:: Recorded information ::
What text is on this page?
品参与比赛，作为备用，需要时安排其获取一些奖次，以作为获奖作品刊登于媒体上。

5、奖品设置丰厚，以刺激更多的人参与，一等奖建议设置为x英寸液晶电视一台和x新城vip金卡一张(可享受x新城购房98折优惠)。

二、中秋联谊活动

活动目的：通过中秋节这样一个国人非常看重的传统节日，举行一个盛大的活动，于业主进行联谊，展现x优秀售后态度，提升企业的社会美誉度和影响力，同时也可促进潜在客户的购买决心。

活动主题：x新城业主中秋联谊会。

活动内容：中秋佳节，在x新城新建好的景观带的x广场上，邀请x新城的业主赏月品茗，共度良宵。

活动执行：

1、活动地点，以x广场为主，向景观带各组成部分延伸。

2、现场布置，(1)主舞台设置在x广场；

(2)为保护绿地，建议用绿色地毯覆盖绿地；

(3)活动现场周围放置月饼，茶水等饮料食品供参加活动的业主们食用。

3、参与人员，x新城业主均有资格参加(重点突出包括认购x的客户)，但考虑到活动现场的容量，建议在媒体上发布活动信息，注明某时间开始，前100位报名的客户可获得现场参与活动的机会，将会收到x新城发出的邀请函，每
:::
Give the entries once more, exactly as they appear.

What text is on this page?
品参与比赛，作为备用，需要时安排其获取一些奖次，以作为获奖作品刊登于媒体上。

5、奖品设置丰厚，以刺激更多的人参与，一等奖建议设置为x英寸液晶电视一台和x新城vip金卡一张(可享受x新城购房98折优惠)。

二、中秋联谊活动

活动目的：通过中秋节这样一个国人非常看重的传统节日，举行一个盛大的活动，于业主进行联谊，展现x优秀售后态度，提升企业的社会美誉度和影响力，同时也可促进潜在客户的购买决心。

活动主题：x新城业主中秋联谊会。

活动内容：中秋佳节，在x新城新建好的景观带的x广场上，邀请x新城的业主赏月品茗，共度良宵。

活动执行：

1、活动地点，以x广场为主，向景观带各组成部分延伸。

2、现场布置，(1)主舞台设置在x广场；

(2)为保护绿地，建议用绿色地毯覆盖绿地；

(3)活动现场周围放置月饼，茶水等饮料食品供参加活动的业主们食用。

3、参与人员，x新城业主均有资格参加(重点突出包括认购x的客户)，但考虑到活动现场的容量，建议在媒体上发布活动信息，注明某时间开始，前100位报名的客户可获得现场参与活动的机会，将会收到x新城发出的邀请函，每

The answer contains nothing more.